>> Start

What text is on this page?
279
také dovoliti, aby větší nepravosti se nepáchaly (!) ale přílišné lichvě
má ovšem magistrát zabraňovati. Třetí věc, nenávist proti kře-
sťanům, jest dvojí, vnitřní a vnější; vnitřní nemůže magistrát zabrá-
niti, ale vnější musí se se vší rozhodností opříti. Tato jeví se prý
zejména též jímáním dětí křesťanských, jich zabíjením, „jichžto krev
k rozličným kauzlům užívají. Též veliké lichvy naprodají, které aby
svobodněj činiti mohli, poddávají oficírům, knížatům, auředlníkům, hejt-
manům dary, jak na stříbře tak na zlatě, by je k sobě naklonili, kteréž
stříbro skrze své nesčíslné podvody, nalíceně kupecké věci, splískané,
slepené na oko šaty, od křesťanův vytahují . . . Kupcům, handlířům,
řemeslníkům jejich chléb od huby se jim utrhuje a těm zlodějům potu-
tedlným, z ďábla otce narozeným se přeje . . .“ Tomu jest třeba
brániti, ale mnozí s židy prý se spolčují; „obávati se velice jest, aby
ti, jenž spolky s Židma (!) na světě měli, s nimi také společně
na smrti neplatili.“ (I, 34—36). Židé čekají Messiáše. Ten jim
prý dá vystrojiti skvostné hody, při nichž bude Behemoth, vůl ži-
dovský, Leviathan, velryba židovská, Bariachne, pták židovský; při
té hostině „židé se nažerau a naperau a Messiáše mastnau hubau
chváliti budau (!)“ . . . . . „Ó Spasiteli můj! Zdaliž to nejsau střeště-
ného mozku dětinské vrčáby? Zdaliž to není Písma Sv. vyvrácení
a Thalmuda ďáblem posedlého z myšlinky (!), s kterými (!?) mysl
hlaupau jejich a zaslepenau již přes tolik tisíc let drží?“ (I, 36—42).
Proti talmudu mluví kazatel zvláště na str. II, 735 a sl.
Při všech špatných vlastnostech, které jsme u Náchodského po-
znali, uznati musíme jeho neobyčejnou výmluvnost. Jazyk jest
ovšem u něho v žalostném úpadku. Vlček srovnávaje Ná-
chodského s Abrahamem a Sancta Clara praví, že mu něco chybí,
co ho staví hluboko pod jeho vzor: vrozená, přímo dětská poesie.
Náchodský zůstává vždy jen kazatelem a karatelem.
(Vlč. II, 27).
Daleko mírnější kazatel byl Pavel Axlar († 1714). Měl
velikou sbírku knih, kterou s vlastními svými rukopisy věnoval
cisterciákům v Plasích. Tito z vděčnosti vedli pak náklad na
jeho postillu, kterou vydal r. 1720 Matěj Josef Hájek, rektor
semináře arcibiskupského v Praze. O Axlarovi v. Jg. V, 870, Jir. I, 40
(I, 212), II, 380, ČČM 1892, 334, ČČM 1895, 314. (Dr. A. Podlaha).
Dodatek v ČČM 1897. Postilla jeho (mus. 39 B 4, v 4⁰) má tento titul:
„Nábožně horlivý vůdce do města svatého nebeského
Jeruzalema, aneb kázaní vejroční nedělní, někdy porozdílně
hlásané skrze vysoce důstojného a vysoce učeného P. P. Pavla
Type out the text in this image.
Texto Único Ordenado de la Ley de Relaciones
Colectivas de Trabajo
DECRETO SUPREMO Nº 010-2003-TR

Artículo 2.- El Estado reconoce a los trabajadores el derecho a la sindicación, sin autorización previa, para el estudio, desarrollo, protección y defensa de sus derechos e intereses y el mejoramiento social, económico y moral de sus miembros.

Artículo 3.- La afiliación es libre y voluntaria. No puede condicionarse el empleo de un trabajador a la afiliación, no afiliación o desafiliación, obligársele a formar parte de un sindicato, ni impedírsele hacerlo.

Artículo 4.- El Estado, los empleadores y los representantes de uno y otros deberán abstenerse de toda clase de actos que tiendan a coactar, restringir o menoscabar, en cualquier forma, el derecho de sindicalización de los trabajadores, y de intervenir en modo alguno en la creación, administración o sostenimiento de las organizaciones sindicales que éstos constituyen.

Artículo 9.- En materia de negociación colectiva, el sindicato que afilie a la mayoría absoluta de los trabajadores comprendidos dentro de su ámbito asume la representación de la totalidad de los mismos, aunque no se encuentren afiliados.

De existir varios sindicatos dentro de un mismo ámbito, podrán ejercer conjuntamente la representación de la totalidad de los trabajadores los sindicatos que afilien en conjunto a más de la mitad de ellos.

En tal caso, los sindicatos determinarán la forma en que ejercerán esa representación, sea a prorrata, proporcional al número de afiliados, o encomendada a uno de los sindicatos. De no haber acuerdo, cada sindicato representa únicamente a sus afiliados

>> End

__WHAT IS EXPECTED__:
Exactly reproduce every line of the records.

__RIGHT ANSWER__:
What text is on this page?
279
také dovoliti, aby větší nepravosti se nepáchaly (!) ale přílišné lichvě
má ovšem magistrát zabraňovati. Třetí věc, nenávist proti kře-
sťanům, jest dvojí, vnitřní a vnější; vnitřní nemůže magistrát zabrá-
niti, ale vnější musí se se vší rozhodností opříti. Tato jeví se prý
zejména též jímáním dětí křesťanských, jich zabíjením, „jichžto krev
k rozličným kauzlům užívají. Též veliké lichvy naprodají, které aby
svobodněj činiti mohli, poddávají oficírům, knížatům, auředlníkům, hejt-
manům dary, jak na stříbře tak na zlatě, by je k sobě naklonili, kteréž
stříbro skrze své nesčíslné podvody, nalíceně kupecké věci, splískané,
slepené na oko šaty, od křesťanův vytahují . . . Kupcům, handlířům,
řemeslníkům jejich chléb od huby se jim utrhuje a těm zlodějům potu-
tedlným, z ďábla otce narozeným se přeje . . .“ Tomu jest třeba
brániti, ale mnozí s židy prý se spolčují; „obávati se velice jest, aby
ti, jenž spolky s Židma (!) na světě měli, s nimi také společně
na smrti neplatili.“ (I, 34—36). Židé čekají Messiáše. Ten jim
prý dá vystrojiti skvostné hody, při nichž bude Behemoth, vůl ži-
dovský, Leviathan, velryba židovská, Bariachne, pták židovský; při
té hostině „židé se nažerau a naperau a Messiáše mastnau hubau
chváliti budau (!)“ . . . . . „Ó Spasiteli můj! Zdaliž to nejsau střeště-
ného mozku dětinské vrčáby? Zdaliž to není Písma Sv. vyvrácení
a Thalmuda ďáblem posedlého z myšlinky (!), s kterými (!?) mysl
hlaupau jejich a zaslepenau již přes tolik tisíc let drží?“ (I, 36—42).
Proti talmudu mluví kazatel zvláště na str. II, 735 a sl.
Při všech špatných vlastnostech, které jsme u Náchodského po-
znali, uznati musíme jeho neobyčejnou výmluvnost. Jazyk jest
ovšem u něho v žalostném úpadku. Vlček srovnávaje Ná-
chodského s Abrahamem a Sancta Clara praví, že mu něco chybí,
co ho staví hluboko pod jeho vzor: vrozená, přímo dětská poesie.
Náchodský zůstává vždy jen kazatelem a karatelem.
(Vlč. II, 27).
Daleko mírnější kazatel byl Pavel Axlar († 1714). Měl
velikou sbírku knih, kterou s vlastními svými rukopisy věnoval
cisterciákům v Plasích. Tito z vděčnosti vedli pak náklad na
jeho postillu, kterou vydal r. 1720 Matěj Josef Hájek, rektor
semináře arcibiskupského v Praze. O Axlarovi v. Jg. V, 870, Jir. I, 40
(I, 212), II, 380, ČČM 1892, 334, ČČM 1895, 314. (Dr. A. Podlaha).
Dodatek v ČČM 1897. Postilla jeho (mus. 39 B 4, v 4⁰) má tento titul:
„Nábožně horlivý vůdce do města svatého nebeského
Jeruzalema, aneb kázaní vejroční nedělní, někdy porozdílně
hlásané skrze vysoce důstojného a vysoce učeného P. P. Pavla
Type out the text in this image.
Texto Único Ordenado de la Ley de Relaciones
Colectivas de Trabajo
DECRETO SUPREMO Nº 010-2003-TR

Artículo 2.- El Estado reconoce a los trabajadores el derecho a la sindicación, sin autorización previa, para el estudio, desarrollo, protección y defensa de sus derechos e intereses y el mejoramiento social, económico y moral de sus miembros.

Artículo 3.- La afiliación es libre y voluntaria. No puede condicionarse el empleo de un trabajador a la afiliación, no afiliación o desafiliación, obligársele a formar parte de un sindicato, ni impedírsele hacerlo.

Artículo 4.- El Estado, los empleadores y los representantes de uno y otros deberán abstenerse de toda clase de actos que tiendan a coactar, restringir o menoscabar, en cualquier forma, el derecho de sindicalización de los trabajadores, y de intervenir en modo alguno en la creación, administración o sostenimiento de las organizaciones sindicales que éstos constituyen.

Artículo 9.- En materia de negociación colectiva, el sindicato que afilie a la mayoría absoluta de los trabajadores comprendidos dentro de su ámbito asume la representación de la totalidad de los mismos, aunque no se encuentren afiliados.

De existir varios sindicatos dentro de un mismo ámbito, podrán ejercer conjuntamente la representación de la totalidad de los trabajadores los sindicatos que afilien en conjunto a más de la mitad de ellos.

En tal caso, los sindicatos determinarán la forma en que ejercerán esa representación, sea a prorrata, proporcional al número de afiliados, o encomendada a uno de los sindicatos. De no haber acuerdo, cada sindicato representa únicamente a sus afiliados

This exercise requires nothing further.